— start DATA SHOWN —

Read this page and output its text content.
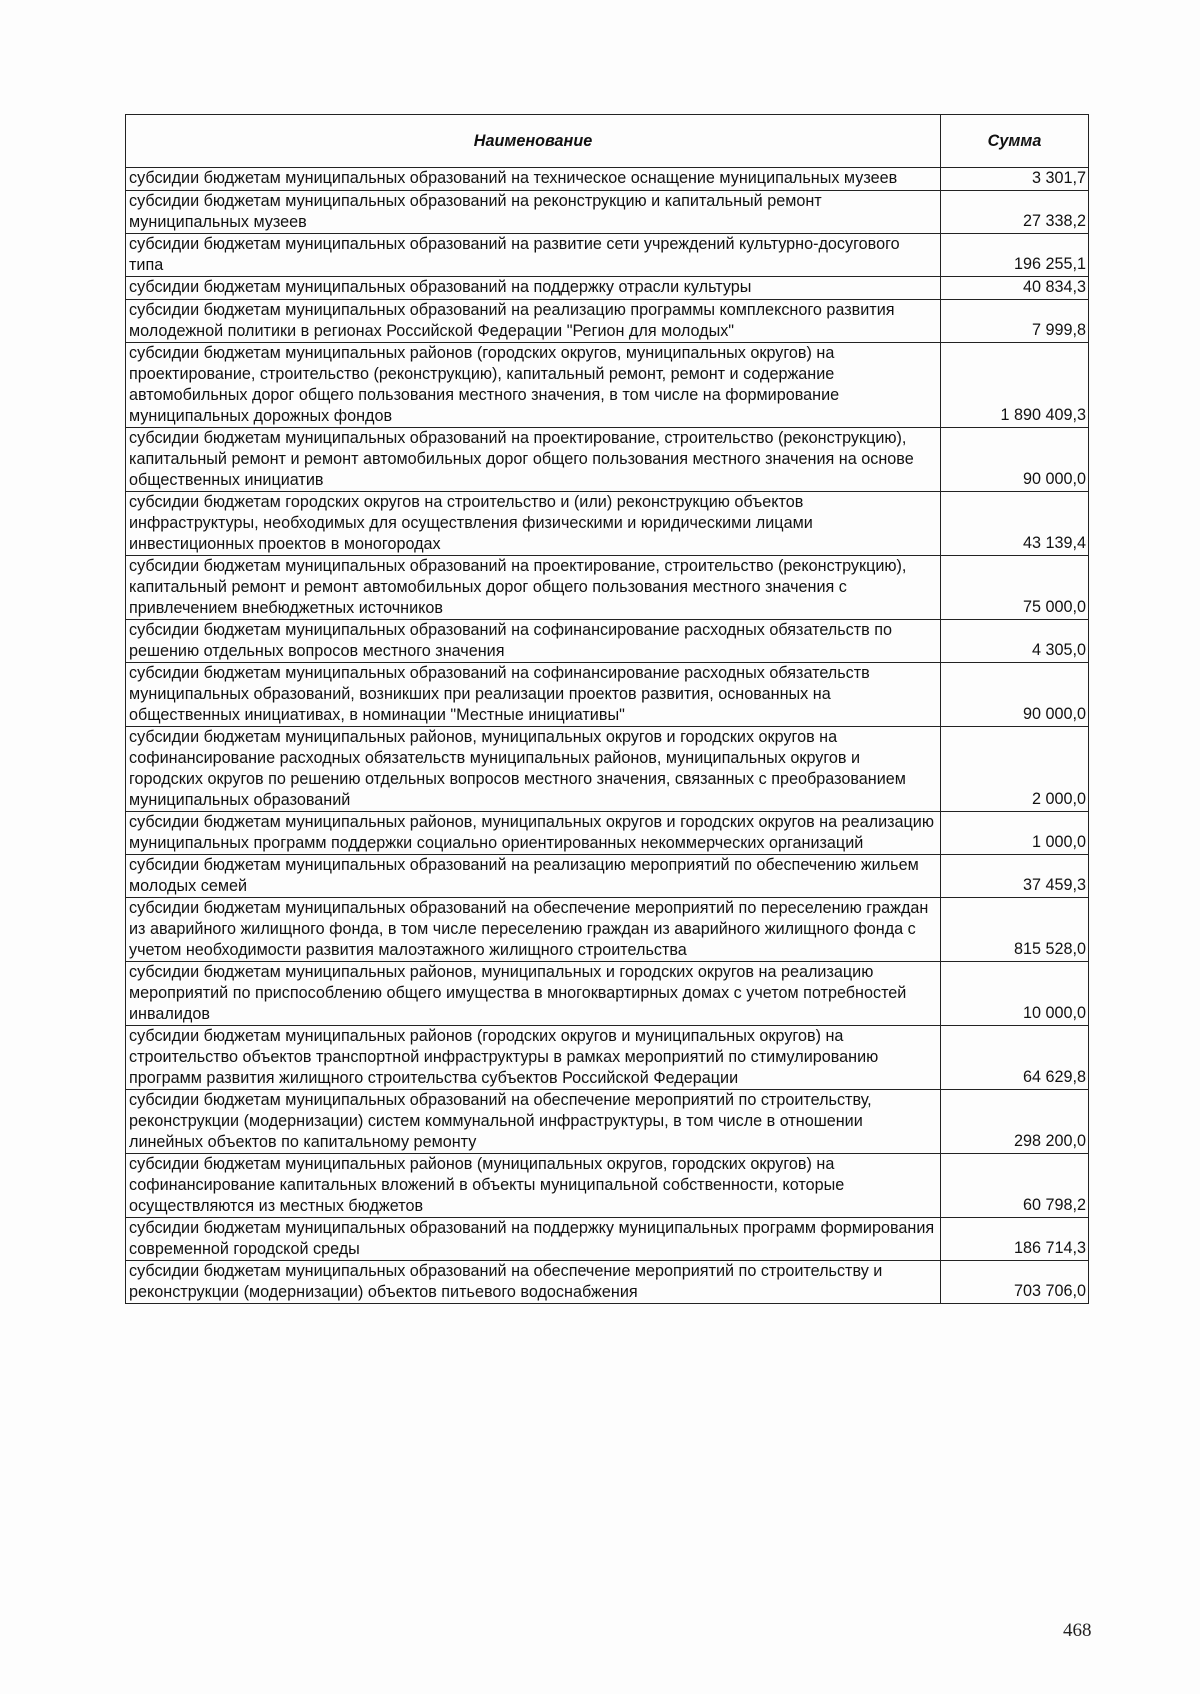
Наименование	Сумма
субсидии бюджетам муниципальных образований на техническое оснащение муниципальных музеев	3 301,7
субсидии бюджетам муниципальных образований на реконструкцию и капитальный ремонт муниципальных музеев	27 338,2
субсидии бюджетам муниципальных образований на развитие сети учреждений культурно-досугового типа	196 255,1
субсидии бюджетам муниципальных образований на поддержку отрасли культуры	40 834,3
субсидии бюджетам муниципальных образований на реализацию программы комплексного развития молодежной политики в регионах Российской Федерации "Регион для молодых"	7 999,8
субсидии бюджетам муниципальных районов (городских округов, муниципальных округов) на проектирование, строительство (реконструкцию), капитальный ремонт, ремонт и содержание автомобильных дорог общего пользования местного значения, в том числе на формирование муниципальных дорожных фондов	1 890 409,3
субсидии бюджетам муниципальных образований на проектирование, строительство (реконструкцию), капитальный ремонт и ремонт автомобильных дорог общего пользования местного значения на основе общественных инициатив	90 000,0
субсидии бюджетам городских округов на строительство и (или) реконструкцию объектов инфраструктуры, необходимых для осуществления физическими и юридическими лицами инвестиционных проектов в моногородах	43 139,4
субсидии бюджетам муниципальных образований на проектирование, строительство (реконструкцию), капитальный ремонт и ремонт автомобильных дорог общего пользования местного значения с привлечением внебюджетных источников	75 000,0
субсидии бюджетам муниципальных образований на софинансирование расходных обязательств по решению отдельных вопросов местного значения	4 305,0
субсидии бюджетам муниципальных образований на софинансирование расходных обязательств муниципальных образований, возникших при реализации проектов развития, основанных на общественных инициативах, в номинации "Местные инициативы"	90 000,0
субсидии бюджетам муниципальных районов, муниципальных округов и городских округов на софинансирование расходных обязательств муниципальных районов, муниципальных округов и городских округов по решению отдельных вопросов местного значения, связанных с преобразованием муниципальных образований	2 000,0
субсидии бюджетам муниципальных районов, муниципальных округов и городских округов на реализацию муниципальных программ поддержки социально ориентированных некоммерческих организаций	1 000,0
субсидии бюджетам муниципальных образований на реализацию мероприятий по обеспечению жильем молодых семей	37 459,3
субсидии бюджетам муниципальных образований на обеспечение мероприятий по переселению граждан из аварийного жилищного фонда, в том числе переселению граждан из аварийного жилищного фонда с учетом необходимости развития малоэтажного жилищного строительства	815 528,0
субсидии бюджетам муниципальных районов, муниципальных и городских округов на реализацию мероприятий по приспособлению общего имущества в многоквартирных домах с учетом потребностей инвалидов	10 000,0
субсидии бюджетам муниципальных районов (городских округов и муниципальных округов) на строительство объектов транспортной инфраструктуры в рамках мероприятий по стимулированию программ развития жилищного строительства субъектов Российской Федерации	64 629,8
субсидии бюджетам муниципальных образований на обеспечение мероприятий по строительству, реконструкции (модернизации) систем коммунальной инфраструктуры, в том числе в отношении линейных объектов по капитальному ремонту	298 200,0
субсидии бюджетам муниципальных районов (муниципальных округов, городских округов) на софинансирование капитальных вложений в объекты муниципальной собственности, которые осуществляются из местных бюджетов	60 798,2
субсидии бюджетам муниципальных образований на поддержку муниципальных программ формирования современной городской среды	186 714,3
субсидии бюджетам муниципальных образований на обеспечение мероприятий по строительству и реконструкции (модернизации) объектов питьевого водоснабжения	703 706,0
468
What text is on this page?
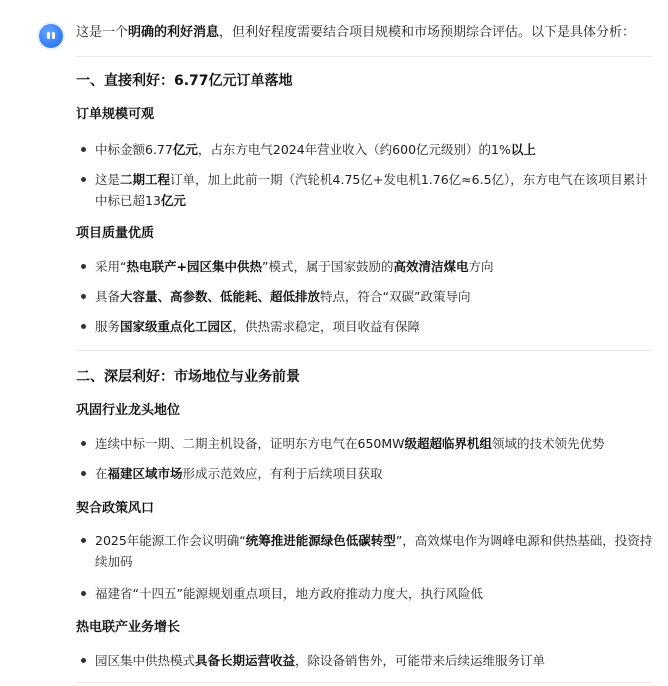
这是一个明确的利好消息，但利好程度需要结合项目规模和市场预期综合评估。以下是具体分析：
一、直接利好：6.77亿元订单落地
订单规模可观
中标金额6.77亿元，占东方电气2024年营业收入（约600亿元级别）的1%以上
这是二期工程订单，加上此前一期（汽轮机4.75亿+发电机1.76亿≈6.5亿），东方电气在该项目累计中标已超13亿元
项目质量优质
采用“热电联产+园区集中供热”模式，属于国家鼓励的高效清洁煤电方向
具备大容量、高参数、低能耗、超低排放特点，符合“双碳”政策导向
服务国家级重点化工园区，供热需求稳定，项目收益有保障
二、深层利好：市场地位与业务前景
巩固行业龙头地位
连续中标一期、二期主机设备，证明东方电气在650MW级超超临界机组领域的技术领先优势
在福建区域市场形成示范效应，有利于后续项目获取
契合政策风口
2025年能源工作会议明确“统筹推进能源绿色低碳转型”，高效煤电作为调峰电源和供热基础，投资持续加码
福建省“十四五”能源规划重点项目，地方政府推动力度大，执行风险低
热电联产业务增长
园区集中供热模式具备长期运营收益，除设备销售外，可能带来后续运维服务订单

— end DATA SHOWN —

- [THE PROBLEM]:
Using the material above, copy every line in which the string "строительства" occurs.

- [RESPONSE TO THIS EXERCISE]:
субсидии бюджетам муниципальных образований на обеспечение мероприятий по переселению граждан из аварийного жилищного фонда, в том числе переселению граждан из аварийного жилищного фонда с учетом необходимости развития малоэтажного жилищного строительства	815 528,0
субсидии бюджетам муниципальных районов (городских округов и муниципальных округов) на строительство объектов транспортной инфраструктуры в рамках мероприятий по стимулированию программ развития жилищного строительства субъектов Российской Федерации	64 629,8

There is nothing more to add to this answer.